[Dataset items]
********************
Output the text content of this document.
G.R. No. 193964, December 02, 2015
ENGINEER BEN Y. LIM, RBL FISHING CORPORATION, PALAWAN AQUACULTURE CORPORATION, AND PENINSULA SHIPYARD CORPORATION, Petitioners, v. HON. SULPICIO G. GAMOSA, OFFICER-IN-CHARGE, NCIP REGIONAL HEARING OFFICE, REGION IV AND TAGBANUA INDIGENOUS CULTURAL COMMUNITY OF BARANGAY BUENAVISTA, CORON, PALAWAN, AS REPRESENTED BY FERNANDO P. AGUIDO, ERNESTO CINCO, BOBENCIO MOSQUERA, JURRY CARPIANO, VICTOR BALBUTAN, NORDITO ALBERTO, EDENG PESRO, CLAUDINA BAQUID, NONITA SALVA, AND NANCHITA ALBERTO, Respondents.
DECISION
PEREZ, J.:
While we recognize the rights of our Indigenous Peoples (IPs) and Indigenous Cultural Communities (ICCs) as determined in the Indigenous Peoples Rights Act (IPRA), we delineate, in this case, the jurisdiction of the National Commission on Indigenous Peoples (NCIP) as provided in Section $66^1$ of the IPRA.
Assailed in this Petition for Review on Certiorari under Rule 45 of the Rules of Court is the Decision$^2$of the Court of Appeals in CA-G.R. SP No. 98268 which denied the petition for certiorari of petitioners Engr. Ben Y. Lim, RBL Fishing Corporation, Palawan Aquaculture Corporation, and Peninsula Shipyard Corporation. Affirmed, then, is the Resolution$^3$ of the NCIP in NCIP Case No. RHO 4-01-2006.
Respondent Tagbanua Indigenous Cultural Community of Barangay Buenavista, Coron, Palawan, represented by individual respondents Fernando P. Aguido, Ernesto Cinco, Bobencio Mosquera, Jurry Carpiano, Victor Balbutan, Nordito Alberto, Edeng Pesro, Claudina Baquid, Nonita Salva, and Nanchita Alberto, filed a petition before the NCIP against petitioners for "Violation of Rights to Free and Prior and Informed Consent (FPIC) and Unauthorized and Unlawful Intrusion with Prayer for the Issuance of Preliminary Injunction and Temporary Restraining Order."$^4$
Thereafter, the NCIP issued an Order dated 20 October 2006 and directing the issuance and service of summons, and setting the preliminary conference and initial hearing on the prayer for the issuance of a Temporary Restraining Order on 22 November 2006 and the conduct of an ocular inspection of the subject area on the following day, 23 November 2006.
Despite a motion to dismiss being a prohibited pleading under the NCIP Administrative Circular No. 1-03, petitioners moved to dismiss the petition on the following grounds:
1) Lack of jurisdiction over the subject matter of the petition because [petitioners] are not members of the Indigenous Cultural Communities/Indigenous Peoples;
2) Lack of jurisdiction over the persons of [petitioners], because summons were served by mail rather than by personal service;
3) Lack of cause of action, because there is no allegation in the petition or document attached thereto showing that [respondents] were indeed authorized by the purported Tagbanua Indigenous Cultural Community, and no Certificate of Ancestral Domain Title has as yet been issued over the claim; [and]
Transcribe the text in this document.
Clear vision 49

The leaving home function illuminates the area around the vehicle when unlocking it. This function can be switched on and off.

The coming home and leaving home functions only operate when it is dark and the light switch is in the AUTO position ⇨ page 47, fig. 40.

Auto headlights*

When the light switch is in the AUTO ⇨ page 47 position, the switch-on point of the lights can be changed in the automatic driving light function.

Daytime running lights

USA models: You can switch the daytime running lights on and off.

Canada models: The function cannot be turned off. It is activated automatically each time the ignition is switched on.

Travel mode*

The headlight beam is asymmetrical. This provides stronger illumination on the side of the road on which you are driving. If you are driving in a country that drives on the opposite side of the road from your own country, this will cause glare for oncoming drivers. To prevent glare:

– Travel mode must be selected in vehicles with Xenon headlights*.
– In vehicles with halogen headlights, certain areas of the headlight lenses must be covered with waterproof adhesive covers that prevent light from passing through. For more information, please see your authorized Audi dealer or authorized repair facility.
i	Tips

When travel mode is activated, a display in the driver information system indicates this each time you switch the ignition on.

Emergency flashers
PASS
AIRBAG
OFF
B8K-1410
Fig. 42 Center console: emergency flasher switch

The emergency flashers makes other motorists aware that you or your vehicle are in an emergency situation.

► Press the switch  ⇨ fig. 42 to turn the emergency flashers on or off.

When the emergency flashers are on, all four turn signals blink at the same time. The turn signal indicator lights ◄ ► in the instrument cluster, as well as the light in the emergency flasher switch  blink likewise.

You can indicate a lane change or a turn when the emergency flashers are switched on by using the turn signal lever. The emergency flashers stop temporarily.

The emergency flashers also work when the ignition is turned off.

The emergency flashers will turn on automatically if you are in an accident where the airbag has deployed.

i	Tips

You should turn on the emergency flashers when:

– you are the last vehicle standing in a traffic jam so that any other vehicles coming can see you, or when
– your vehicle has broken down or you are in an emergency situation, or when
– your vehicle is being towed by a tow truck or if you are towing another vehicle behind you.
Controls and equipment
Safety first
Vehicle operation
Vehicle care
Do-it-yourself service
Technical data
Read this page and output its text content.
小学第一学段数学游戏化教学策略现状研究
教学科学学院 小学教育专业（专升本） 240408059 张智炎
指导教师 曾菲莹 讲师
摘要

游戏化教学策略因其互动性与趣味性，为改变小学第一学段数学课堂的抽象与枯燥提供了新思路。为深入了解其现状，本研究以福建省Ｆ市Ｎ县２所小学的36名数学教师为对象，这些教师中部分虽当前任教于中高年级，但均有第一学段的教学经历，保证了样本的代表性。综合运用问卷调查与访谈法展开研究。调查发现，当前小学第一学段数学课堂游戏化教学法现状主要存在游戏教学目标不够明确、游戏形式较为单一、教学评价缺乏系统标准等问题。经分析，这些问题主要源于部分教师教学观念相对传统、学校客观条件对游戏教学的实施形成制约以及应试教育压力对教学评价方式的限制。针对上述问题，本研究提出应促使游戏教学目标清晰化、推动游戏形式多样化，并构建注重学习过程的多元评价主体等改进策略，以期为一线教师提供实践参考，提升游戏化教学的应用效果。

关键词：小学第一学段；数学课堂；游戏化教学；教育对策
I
********************
WORK INSTRUCTIONS: Return the whole listing exactly, with every line included.

FINISHED ANSWER:
Output the text content of this document.
G.R. No. 193964, December 02, 2015
ENGINEER BEN Y. LIM, RBL FISHING CORPORATION, PALAWAN AQUACULTURE CORPORATION, AND PENINSULA SHIPYARD CORPORATION, Petitioners, v. HON. SULPICIO G. GAMOSA, OFFICER-IN-CHARGE, NCIP REGIONAL HEARING OFFICE, REGION IV AND TAGBANUA INDIGENOUS CULTURAL COMMUNITY OF BARANGAY BUENAVISTA, CORON, PALAWAN, AS REPRESENTED BY FERNANDO P. AGUIDO, ERNESTO CINCO, BOBENCIO MOSQUERA, JURRY CARPIANO, VICTOR BALBUTAN, NORDITO ALBERTO, EDENG PESRO, CLAUDINA BAQUID, NONITA SALVA, AND NANCHITA ALBERTO, Respondents.
DECISION
PEREZ, J.:
While we recognize the rights of our Indigenous Peoples (IPs) and Indigenous Cultural Communities (ICCs) as determined in the Indigenous Peoples Rights Act (IPRA), we delineate, in this case, the jurisdiction of the National Commission on Indigenous Peoples (NCIP) as provided in Section $66^1$ of the IPRA.
Assailed in this Petition for Review on Certiorari under Rule 45 of the Rules of Court is the Decision$^2$of the Court of Appeals in CA-G.R. SP No. 98268 which denied the petition for certiorari of petitioners Engr. Ben Y. Lim, RBL Fishing Corporation, Palawan Aquaculture Corporation, and Peninsula Shipyard Corporation. Affirmed, then, is the Resolution$^3$ of the NCIP in NCIP Case No. RHO 4-01-2006.
Respondent Tagbanua Indigenous Cultural Community of Barangay Buenavista, Coron, Palawan, represented by individual respondents Fernando P. Aguido, Ernesto Cinco, Bobencio Mosquera, Jurry Carpiano, Victor Balbutan, Nordito Alberto, Edeng Pesro, Claudina Baquid, Nonita Salva, and Nanchita Alberto, filed a petition before the NCIP against petitioners for "Violation of Rights to Free and Prior and Informed Consent (FPIC) and Unauthorized and Unlawful Intrusion with Prayer for the Issuance of Preliminary Injunction and Temporary Restraining Order."$^4$
Thereafter, the NCIP issued an Order dated 20 October 2006 and directing the issuance and service of summons, and setting the preliminary conference and initial hearing on the prayer for the issuance of a Temporary Restraining Order on 22 November 2006 and the conduct of an ocular inspection of the subject area on the following day, 23 November 2006.
Despite a motion to dismiss being a prohibited pleading under the NCIP Administrative Circular No. 1-03, petitioners moved to dismiss the petition on the following grounds:
1) Lack of jurisdiction over the subject matter of the petition because [petitioners] are not members of the Indigenous Cultural Communities/Indigenous Peoples;
2) Lack of jurisdiction over the persons of [petitioners], because summons were served by mail rather than by personal service;
3) Lack of cause of action, because there is no allegation in the petition or document attached thereto showing that [respondents] were indeed authorized by the purported Tagbanua Indigenous Cultural Community, and no Certificate of Ancestral Domain Title has as yet been issued over the claim; [and]
Transcribe the text in this document.
Clear vision 49

The leaving home function illuminates the area around the vehicle when unlocking it. This function can be switched on and off.

The coming home and leaving home functions only operate when it is dark and the light switch is in the AUTO position ⇨ page 47, fig. 40.

Auto headlights*

When the light switch is in the AUTO ⇨ page 47 position, the switch-on point of the lights can be changed in the automatic driving light function.

Daytime running lights

USA models: You can switch the daytime running lights on and off.

Canada models: The function cannot be turned off. It is activated automatically each time the ignition is switched on.

Travel mode*

The headlight beam is asymmetrical. This provides stronger illumination on the side of the road on which you are driving. If you are driving in a country that drives on the opposite side of the road from your own country, this will cause glare for oncoming drivers. To prevent glare:

– Travel mode must be selected in vehicles with Xenon headlights*.
– In vehicles with halogen headlights, certain areas of the headlight lenses must be covered with waterproof adhesive covers that prevent light from passing through. For more information, please see your authorized Audi dealer or authorized repair facility.
i	Tips

When travel mode is activated, a display in the driver information system indicates this each time you switch the ignition on.

Emergency flashers
PASS
AIRBAG
OFF
B8K-1410
Fig. 42 Center console: emergency flasher switch

The emergency flashers makes other motorists aware that you or your vehicle are in an emergency situation.

► Press the switch  ⇨ fig. 42 to turn the emergency flashers on or off.

When the emergency flashers are on, all four turn signals blink at the same time. The turn signal indicator lights ◄ ► in the instrument cluster, as well as the light in the emergency flasher switch  blink likewise.

You can indicate a lane change or a turn when the emergency flashers are switched on by using the turn signal lever. The emergency flashers stop temporarily.

The emergency flashers also work when the ignition is turned off.

The emergency flashers will turn on automatically if you are in an accident where the airbag has deployed.

i	Tips

You should turn on the emergency flashers when:

– you are the last vehicle standing in a traffic jam so that any other vehicles coming can see you, or when
– your vehicle has broken down or you are in an emergency situation, or when
– your vehicle is being towed by a tow truck or if you are towing another vehicle behind you.
Controls and equipment
Safety first
Vehicle operation
Vehicle care
Do-it-yourself service
Technical data
Read this page and output its text content.
小学第一学段数学游戏化教学策略现状研究
教学科学学院 小学教育专业（专升本） 240408059 张智炎
指导教师 曾菲莹 讲师
摘要

游戏化教学策略因其互动性与趣味性，为改变小学第一学段数学课堂的抽象与枯燥提供了新思路。为深入了解其现状，本研究以福建省Ｆ市Ｎ县２所小学的36名数学教师为对象，这些教师中部分虽当前任教于中高年级，但均有第一学段的教学经历，保证了样本的代表性。综合运用问卷调查与访谈法展开研究。调查发现，当前小学第一学段数学课堂游戏化教学法现状主要存在游戏教学目标不够明确、游戏形式较为单一、教学评价缺乏系统标准等问题。经分析，这些问题主要源于部分教师教学观念相对传统、学校客观条件对游戏教学的实施形成制约以及应试教育压力对教学评价方式的限制。针对上述问题，本研究提出应促使游戏教学目标清晰化、推动游戏形式多样化，并构建注重学习过程的多元评价主体等改进策略，以期为一线教师提供实践参考，提升游戏化教学的应用效果。

关键词：小学第一学段；数学课堂；游戏化教学；教育对策
I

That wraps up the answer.